Find the string "родителей" in the records. Copy every line it appears in.

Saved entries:
** BEGIN **
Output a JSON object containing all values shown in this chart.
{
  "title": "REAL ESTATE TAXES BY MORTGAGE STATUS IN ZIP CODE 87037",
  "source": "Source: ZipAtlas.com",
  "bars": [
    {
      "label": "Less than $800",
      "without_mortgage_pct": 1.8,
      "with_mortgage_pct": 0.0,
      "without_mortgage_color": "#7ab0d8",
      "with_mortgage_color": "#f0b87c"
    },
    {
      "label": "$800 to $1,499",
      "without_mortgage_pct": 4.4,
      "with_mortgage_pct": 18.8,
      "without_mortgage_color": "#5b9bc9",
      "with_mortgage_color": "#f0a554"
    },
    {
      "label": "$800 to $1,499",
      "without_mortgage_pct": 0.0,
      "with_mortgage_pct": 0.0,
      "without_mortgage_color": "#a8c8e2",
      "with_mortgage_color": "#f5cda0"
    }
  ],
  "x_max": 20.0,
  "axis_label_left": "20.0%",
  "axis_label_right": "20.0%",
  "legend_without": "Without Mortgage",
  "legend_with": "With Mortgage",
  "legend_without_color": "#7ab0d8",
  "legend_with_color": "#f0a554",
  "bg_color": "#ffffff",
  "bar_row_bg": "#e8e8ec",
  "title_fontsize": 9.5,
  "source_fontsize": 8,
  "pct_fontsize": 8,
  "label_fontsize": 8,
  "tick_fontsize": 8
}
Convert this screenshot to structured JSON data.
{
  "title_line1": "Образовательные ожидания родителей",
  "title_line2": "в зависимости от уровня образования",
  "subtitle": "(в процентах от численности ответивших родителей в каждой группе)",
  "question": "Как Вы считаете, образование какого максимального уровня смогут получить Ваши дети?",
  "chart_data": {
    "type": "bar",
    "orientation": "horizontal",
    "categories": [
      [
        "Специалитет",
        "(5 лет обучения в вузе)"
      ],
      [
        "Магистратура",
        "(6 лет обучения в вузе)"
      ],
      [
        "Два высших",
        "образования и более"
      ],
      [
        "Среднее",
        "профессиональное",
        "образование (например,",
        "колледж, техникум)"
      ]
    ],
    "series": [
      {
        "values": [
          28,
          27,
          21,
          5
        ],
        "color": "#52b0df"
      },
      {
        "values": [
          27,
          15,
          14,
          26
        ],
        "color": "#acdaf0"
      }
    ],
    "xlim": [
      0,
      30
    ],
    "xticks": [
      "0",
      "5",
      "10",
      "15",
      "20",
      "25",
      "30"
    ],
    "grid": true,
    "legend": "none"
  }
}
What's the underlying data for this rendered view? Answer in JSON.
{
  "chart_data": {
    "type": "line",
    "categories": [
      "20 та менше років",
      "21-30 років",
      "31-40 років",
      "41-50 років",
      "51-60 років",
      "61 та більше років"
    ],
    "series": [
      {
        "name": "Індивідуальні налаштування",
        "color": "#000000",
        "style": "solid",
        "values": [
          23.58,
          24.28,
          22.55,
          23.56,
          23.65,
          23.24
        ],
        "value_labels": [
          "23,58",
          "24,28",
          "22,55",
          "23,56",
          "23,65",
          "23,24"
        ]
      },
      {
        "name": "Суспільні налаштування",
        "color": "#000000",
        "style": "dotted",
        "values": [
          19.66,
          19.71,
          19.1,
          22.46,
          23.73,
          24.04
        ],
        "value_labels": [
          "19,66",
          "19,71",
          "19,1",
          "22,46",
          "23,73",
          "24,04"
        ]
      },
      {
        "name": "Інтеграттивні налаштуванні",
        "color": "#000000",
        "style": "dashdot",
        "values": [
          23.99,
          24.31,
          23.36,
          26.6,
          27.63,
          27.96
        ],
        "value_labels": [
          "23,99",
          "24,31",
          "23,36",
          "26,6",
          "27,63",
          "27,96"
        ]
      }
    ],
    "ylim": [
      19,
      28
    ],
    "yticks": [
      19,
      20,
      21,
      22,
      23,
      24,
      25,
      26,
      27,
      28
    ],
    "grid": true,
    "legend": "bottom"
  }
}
** END **
FULL SOLUTION:
  "title_line1": "Образовательные ожидания родителей",
  "subtitle": "(в процентах от численности ответивших родителей в каждой группе)",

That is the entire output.